TASK PROMPT>
Copy every line in which the string "your" occurs.
┏━━
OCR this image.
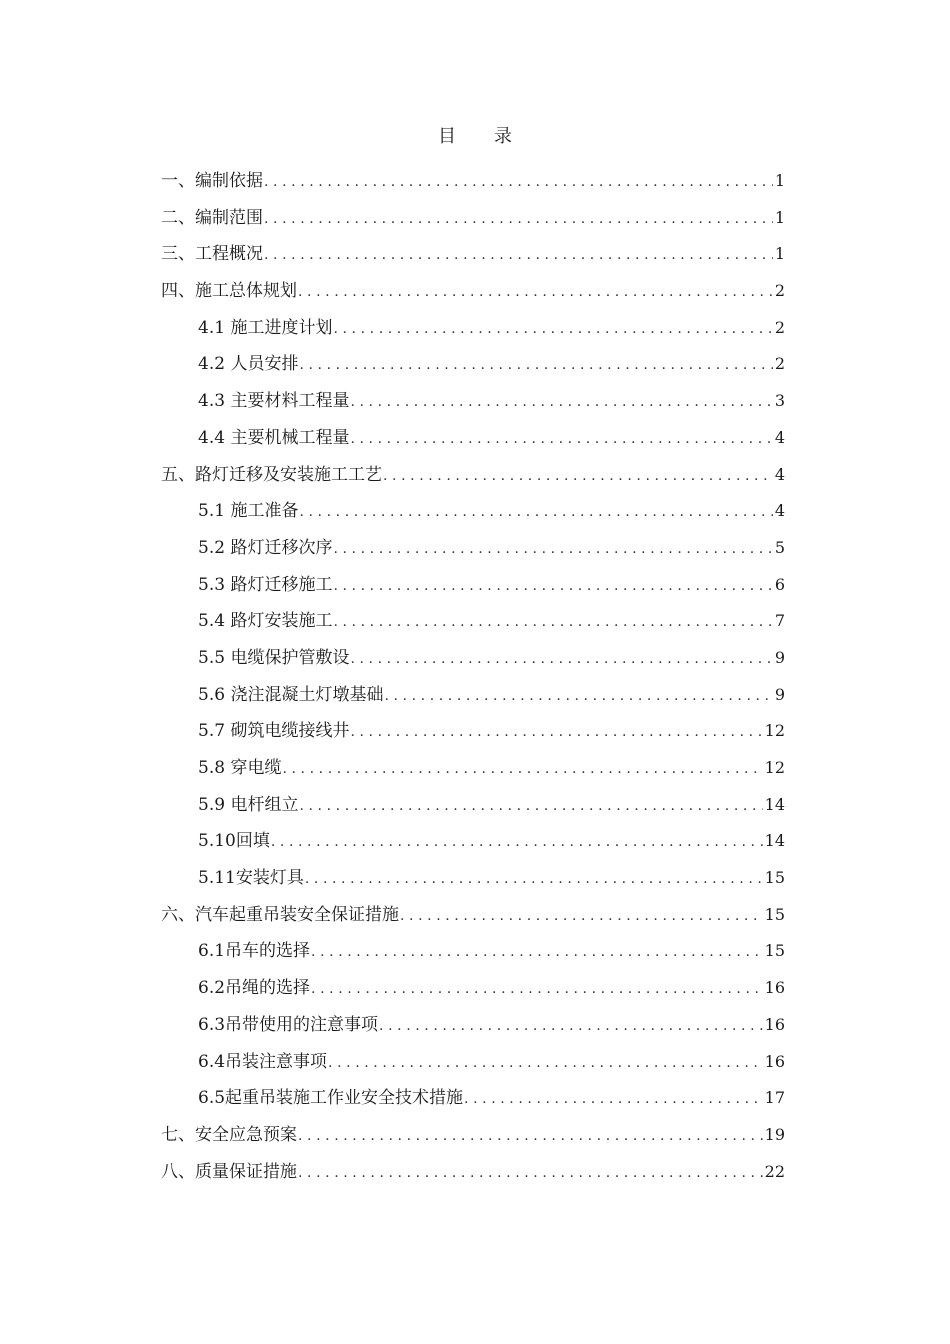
目 录
一、编制依据 .....	1
二、编制范围 .....	1
三、工程概况 .....	1
四、施工总体规划 .....	2
4.1 施工进度计划 .....	2
4.2 人员安排 .....	2
4.3 主要材料工程量 .....	3
4.4 主要机械工程量 .....	4
五、路灯迁移及安装施工工艺 .....	4
5.1 施工准备 .....	4
5.2 路灯迁移次序 .....	5
5.3 路灯迁移施工 .....	6
5.4 路灯安装施工 .....	7
5.5 电缆保护管敷设 .....	9
5.6 浇注混凝土灯墩基础 .....	9
5.7 砌筑电缆接线井 .....	12
5.8 穿电缆 .....	12
5.9 电杆组立 .....	14
5.10回填 .....	14
5.11安装灯具 .....	15
六、汽车起重吊装安全保证措施 .....	15
6.1吊车的选择 .....	15
6.2吊绳的选择 .....	16
6.3吊带使用的注意事项 .....	16
6.4吊装注意事项 .....	16
6.5起重吊装施工作业安全技术措施 .....	17
七、安全应急预案 .....	19
八、质量保证措施 .....	22
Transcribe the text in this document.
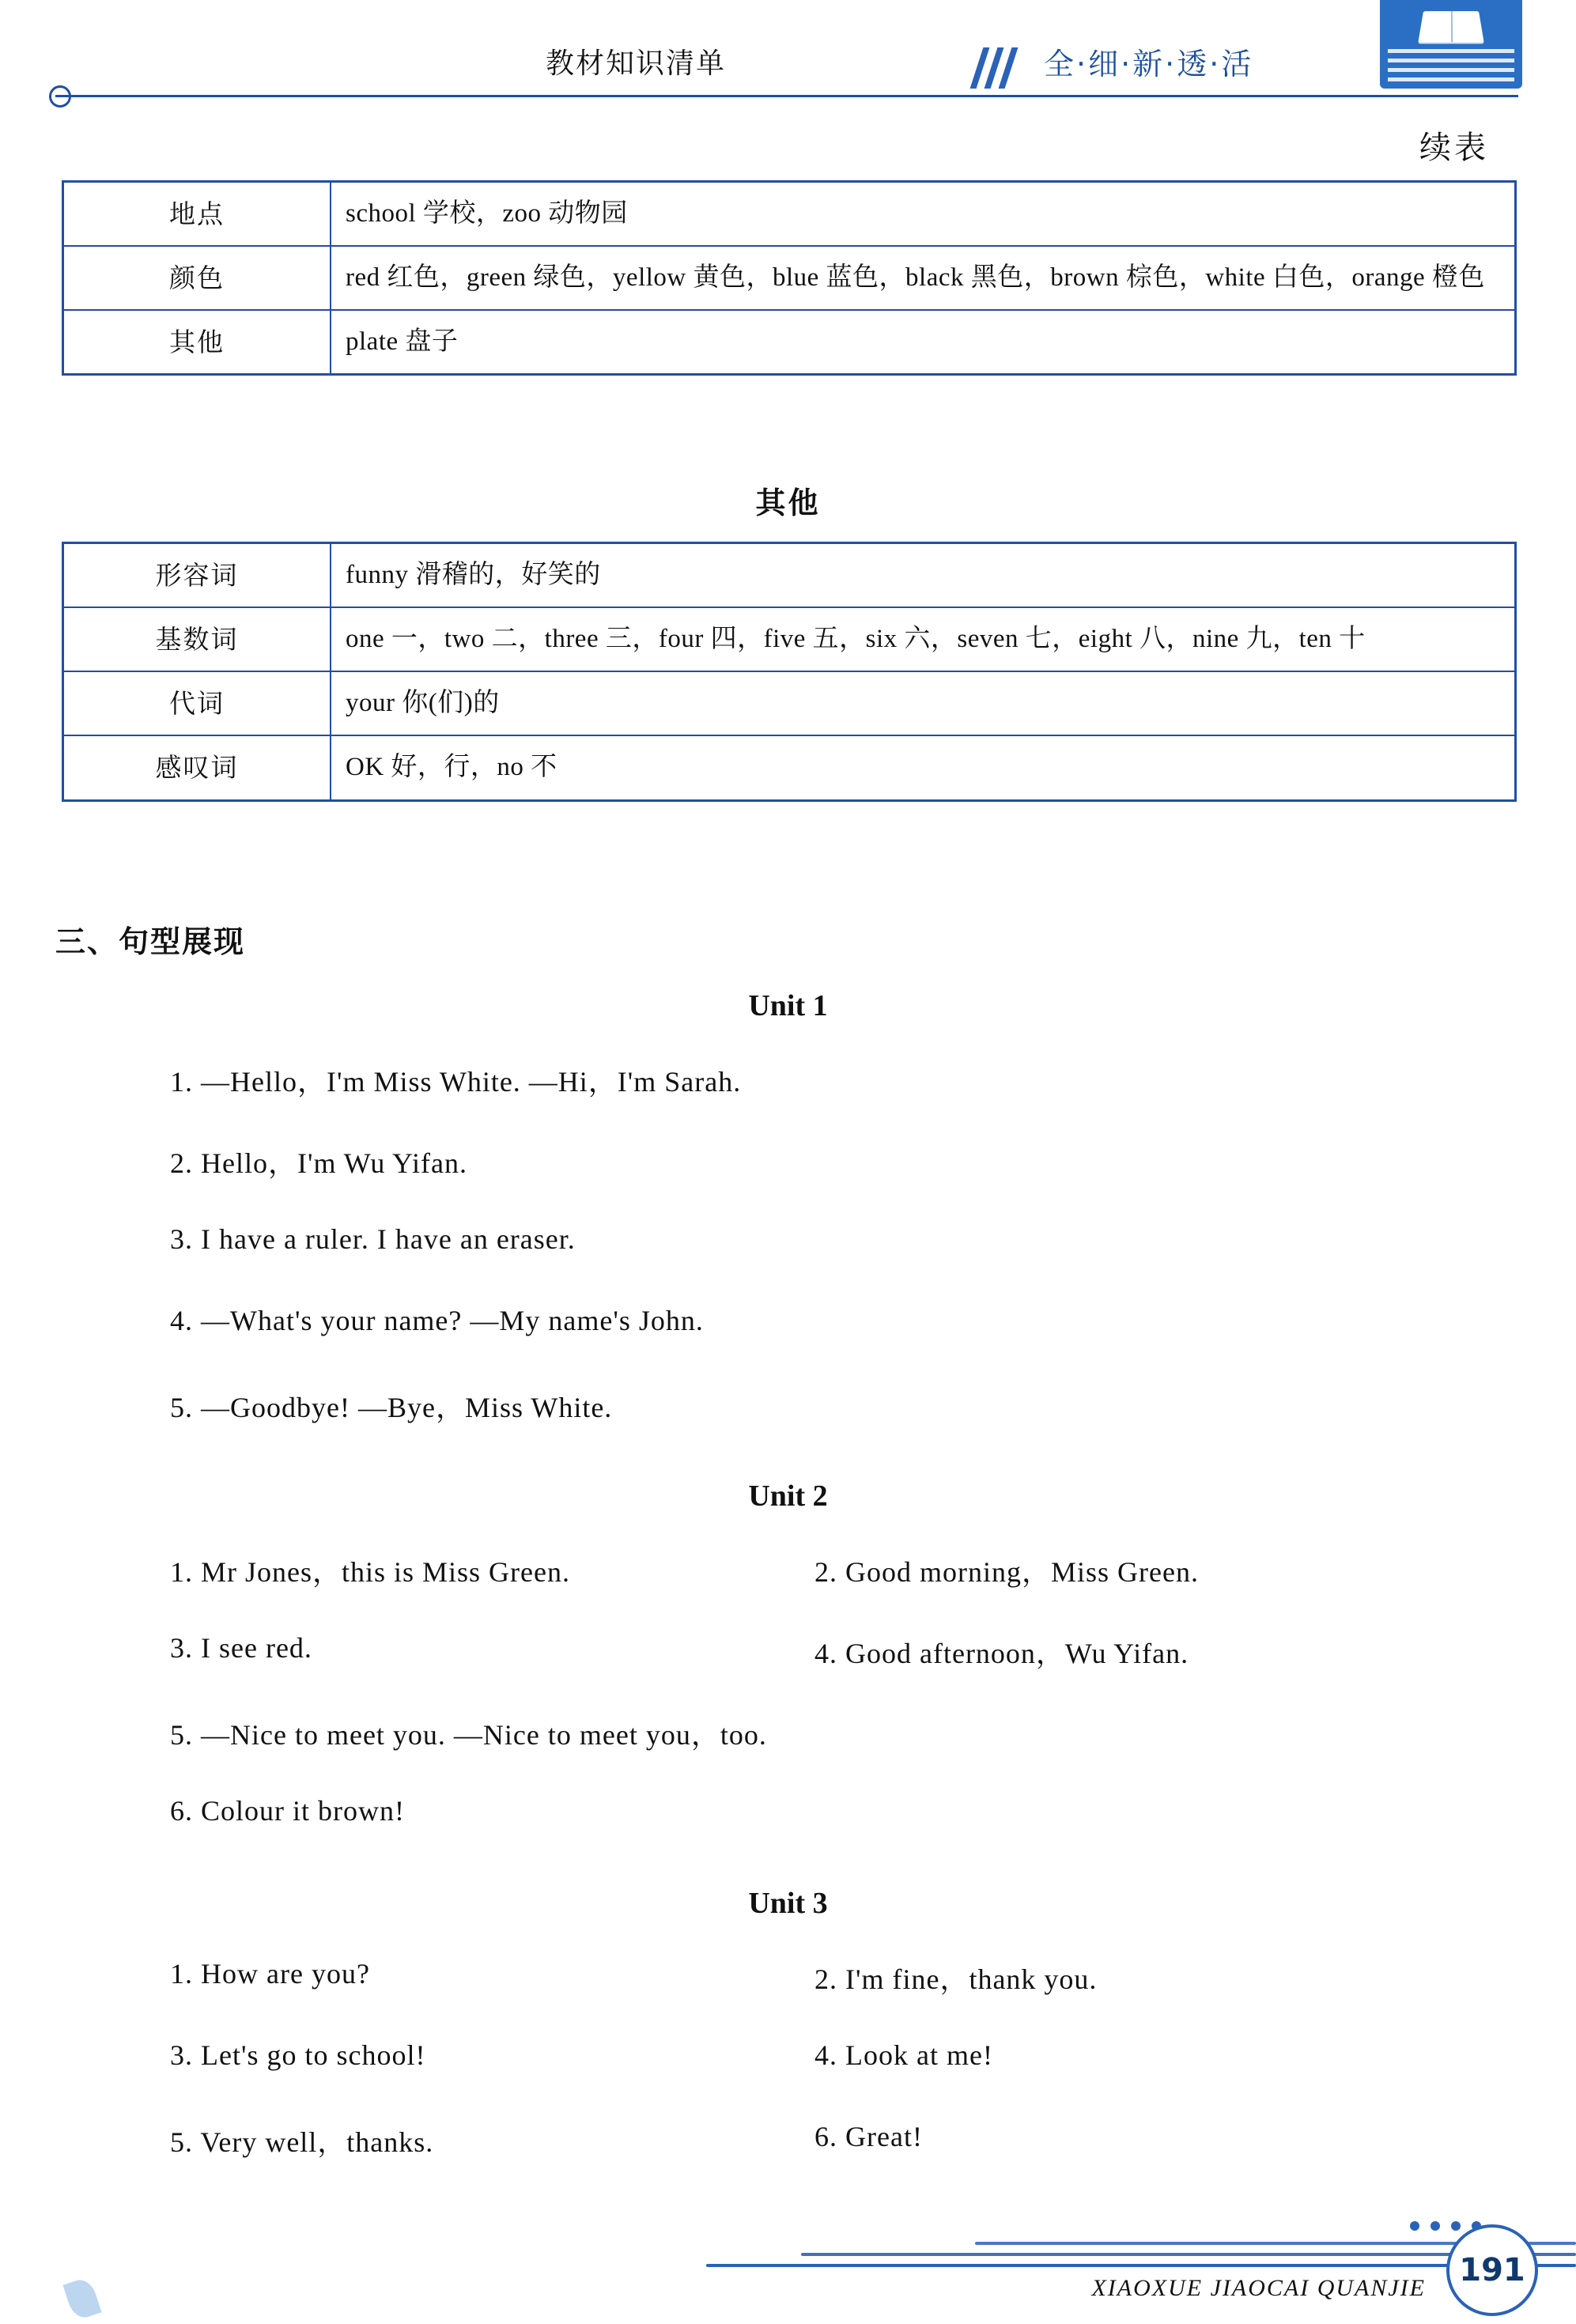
教材知识清单	全·细·新·透·活
续表
地点	school 学校，zoo 动物园
颜色	red 红色，green 绿色，yellow 黄色，blue 蓝色，black 黑色，brown 棕色，white 白色，orange 橙色
其他	plate 盘子
其他
形容词	funny 滑稽的，好笑的
基数词	one 一，two 二，three 三，four 四，five 五，six 六，seven 七，eight 八，nine 九，ten 十
代词	your 你(们)的
感叹词	OK 好，行，no 不
三、句型展现
Unit 1
1. —Hello，I'm Miss White. —Hi，I'm Sarah.
2. Hello，I'm Wu Yifan.
3. I have a ruler. I have an eraser.
4. —What's your name? —My name's John.
5. —Goodbye! —Bye，Miss White.
Unit 2
1. Mr Jones，this is Miss Green.	2. Good morning，Miss Green.
3. I see red.	4. Good afternoon，Wu Yifan.
5. —Nice to meet you. —Nice to meet you，too.
6. Colour it brown!
Unit 3
1. How are you?	2. I'm fine，thank you.
3. Let's go to school!	4. Look at me!
5. Very well，thanks.	6. Great!
XIAOXUE JIAOCAI QUANJIE	191
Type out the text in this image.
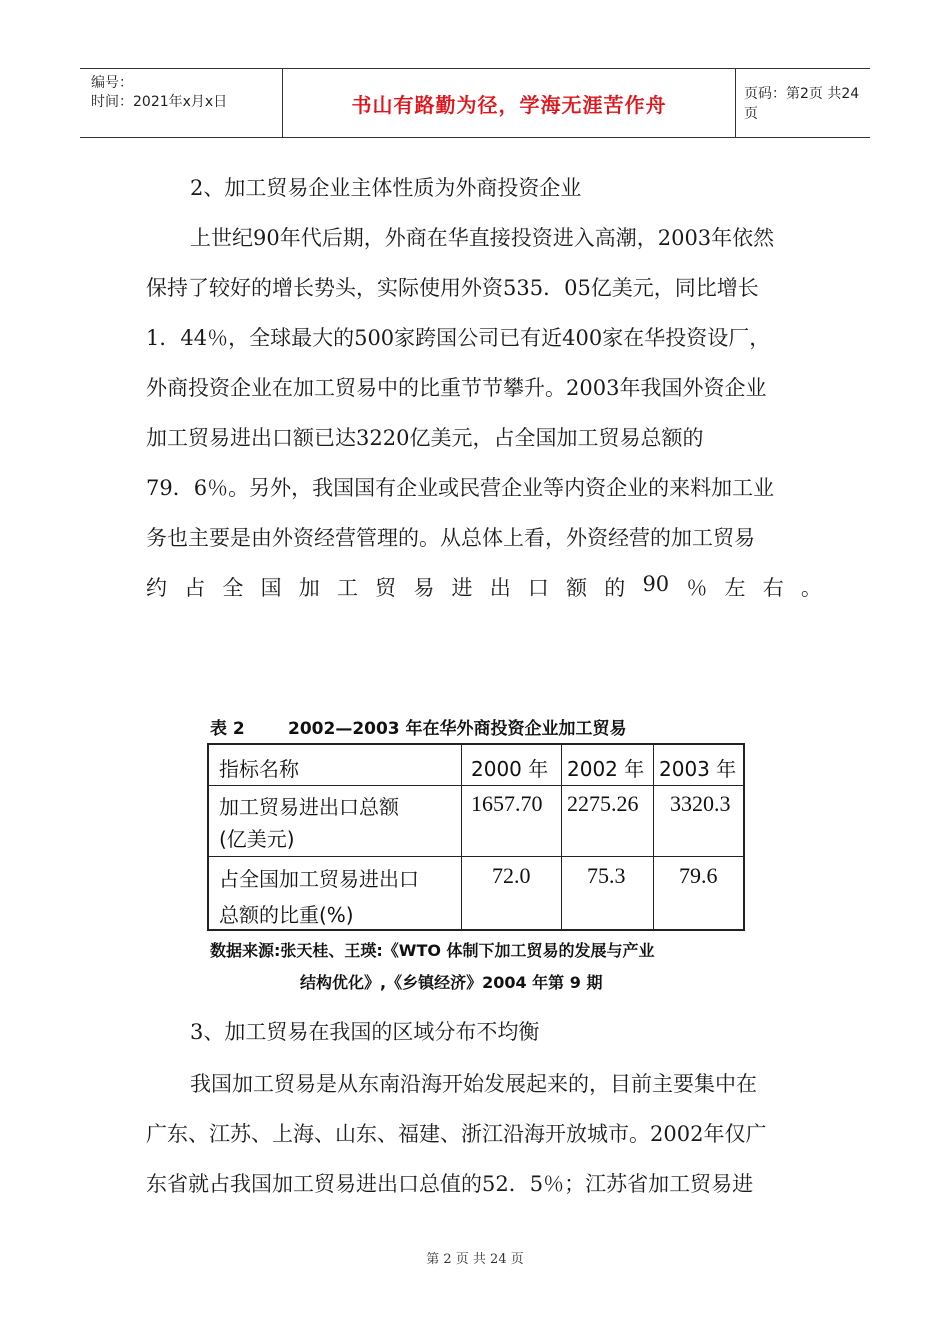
编号：
时间：2021年x月x日	书山有路勤为径，学海无涯苦作舟	页码：第2页 共24页
2、加工贸易企业主体性质为外商投资企业
上世纪90年代后期，外商在华直接投资进入高潮，2003年依然
保持了较好的增长势头，实际使用外资535．05亿美元，同比增长
1．44％，全球最大的500家跨国公司已有近400家在华投资设厂，
外商投资企业在加工贸易中的比重节节攀升。2003年我国外资企业
加工贸易进出口额已达3220亿美元，占全国加工贸易总额的
79．6％。另外，我国国有企业或民营企业等内资企业的来料加工业
务也主要是由外资经营管理的。从总体上看，外资经营的加工贸易
约 占 全 国 加 工 贸 易 进 出 口 额 的 90 ％ 左 右 。
表 2	2002—2003 年在华外商投资企业加工贸易
指标名称	2000 年 2002 年 2003 年
加工贸易进出口总额
(亿美元)
1657.70 2275.26 3320.3
占全国加工贸易进出口
总额的比重(%)
72.0	75.3 79.6
数据来源:张天桂、王瑛:《WTO 体制下加工贸易的发展与产业
结构优化》,《乡镇经济》2004 年第 9 期
3、加工贸易在我国的区域分布不均衡
我国加工贸易是从东南沿海开始发展起来的，目前主要集中在
广东、江苏、上海、山东、福建、浙江沿海开放城市。2002年仅广
东省就占我国加工贸易进出口总值的52．5％；江苏省加工贸易进
第 2 页 共 24 页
┗━━
FINAL ANSWER>
代词	your 你(们)的
4. —What's your name? —My name's John.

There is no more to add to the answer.